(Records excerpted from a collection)
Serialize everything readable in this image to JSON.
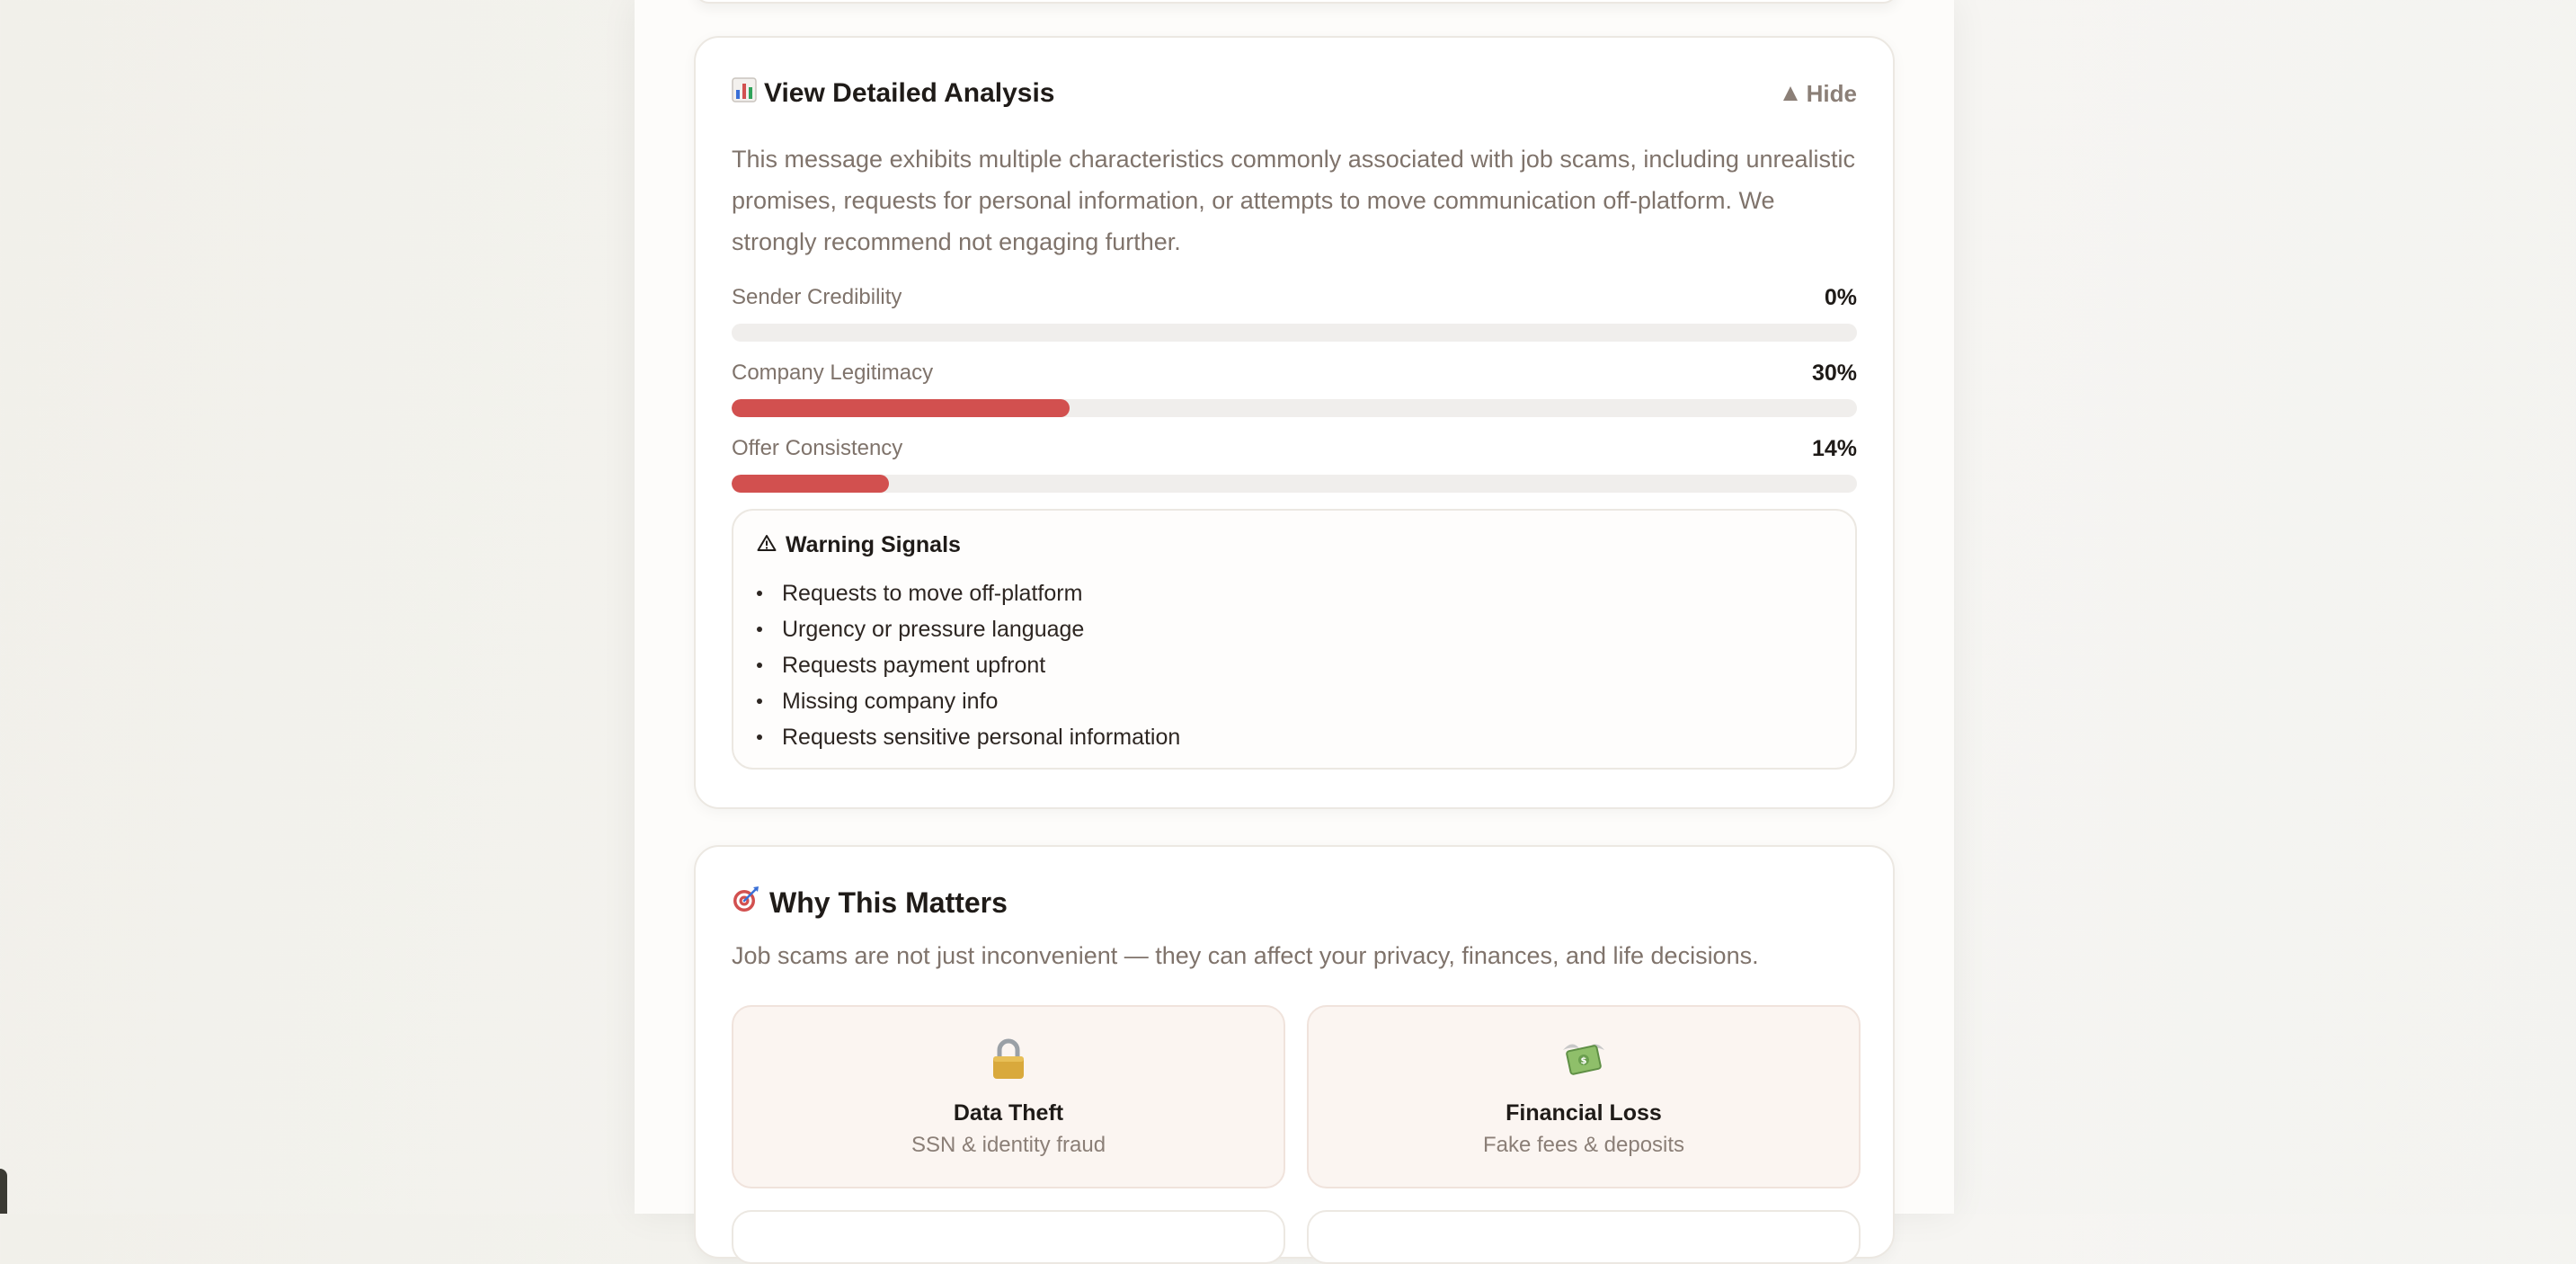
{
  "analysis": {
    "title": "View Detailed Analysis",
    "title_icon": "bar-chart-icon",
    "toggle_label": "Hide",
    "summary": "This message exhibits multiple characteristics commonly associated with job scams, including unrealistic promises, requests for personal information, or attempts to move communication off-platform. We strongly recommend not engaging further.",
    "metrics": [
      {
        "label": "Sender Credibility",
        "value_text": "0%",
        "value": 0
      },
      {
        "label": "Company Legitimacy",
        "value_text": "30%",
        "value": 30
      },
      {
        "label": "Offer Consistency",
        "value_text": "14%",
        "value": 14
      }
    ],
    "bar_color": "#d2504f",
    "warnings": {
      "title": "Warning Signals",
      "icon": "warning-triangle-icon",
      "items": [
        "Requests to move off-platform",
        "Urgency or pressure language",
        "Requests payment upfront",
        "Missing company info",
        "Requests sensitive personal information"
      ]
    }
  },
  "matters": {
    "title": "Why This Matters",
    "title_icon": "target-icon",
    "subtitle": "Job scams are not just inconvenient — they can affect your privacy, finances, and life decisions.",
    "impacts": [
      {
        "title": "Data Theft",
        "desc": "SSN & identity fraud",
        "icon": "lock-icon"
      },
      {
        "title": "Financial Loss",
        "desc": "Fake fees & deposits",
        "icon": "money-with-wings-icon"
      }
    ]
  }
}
* * *
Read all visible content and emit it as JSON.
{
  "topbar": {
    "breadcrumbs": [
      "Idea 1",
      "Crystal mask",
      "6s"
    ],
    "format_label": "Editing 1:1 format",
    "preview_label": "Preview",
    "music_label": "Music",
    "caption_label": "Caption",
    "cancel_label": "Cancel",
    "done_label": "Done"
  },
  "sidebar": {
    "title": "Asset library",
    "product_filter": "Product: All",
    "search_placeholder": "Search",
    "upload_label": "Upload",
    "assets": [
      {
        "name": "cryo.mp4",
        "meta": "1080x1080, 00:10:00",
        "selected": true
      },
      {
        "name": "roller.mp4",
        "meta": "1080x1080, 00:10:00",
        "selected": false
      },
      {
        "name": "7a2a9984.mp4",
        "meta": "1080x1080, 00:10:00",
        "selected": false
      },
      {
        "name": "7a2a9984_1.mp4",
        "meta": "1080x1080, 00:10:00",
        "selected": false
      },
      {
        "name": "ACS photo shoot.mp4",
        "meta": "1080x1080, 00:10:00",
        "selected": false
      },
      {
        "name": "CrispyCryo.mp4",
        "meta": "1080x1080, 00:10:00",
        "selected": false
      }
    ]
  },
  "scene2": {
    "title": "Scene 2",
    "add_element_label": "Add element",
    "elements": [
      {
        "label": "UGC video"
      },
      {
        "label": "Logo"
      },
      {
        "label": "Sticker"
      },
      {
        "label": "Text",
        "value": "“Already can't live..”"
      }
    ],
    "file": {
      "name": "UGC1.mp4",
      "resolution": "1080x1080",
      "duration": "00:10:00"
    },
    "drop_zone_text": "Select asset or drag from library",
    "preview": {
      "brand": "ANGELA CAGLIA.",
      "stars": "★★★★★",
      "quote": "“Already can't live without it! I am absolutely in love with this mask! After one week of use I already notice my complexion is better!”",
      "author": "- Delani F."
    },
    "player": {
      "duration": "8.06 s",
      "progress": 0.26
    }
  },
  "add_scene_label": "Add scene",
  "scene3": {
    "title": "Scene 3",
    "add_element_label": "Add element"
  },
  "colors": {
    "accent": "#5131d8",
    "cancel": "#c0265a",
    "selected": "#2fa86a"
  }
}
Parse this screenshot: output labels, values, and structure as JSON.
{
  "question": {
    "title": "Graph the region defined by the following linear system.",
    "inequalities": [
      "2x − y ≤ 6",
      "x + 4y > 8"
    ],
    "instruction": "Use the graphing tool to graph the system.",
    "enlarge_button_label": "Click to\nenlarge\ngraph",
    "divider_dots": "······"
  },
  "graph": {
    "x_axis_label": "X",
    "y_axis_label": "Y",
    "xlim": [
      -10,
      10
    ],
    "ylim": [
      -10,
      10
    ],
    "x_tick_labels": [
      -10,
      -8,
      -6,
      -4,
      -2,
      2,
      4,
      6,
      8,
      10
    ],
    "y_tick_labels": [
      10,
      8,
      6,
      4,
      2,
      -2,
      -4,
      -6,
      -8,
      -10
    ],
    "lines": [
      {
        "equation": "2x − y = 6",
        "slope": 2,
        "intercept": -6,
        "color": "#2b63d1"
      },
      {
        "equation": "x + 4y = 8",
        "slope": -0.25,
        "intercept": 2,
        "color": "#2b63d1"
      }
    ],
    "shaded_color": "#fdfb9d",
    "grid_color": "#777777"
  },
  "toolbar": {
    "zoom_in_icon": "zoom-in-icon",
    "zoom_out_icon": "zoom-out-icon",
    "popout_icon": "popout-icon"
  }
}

* **EXERCISE DESCRIPTION**: Look through the entries above; copy every line holding the string "move".

* **EXERCISE RESULT**:
    "summary": "This message exhibits multiple characteristics commonly associated with job scams, including unrealistic promises, requests for personal information, or attempts to move communication off-platform. We strongly recommend not engaging further.",
        "Requests to move off-platform",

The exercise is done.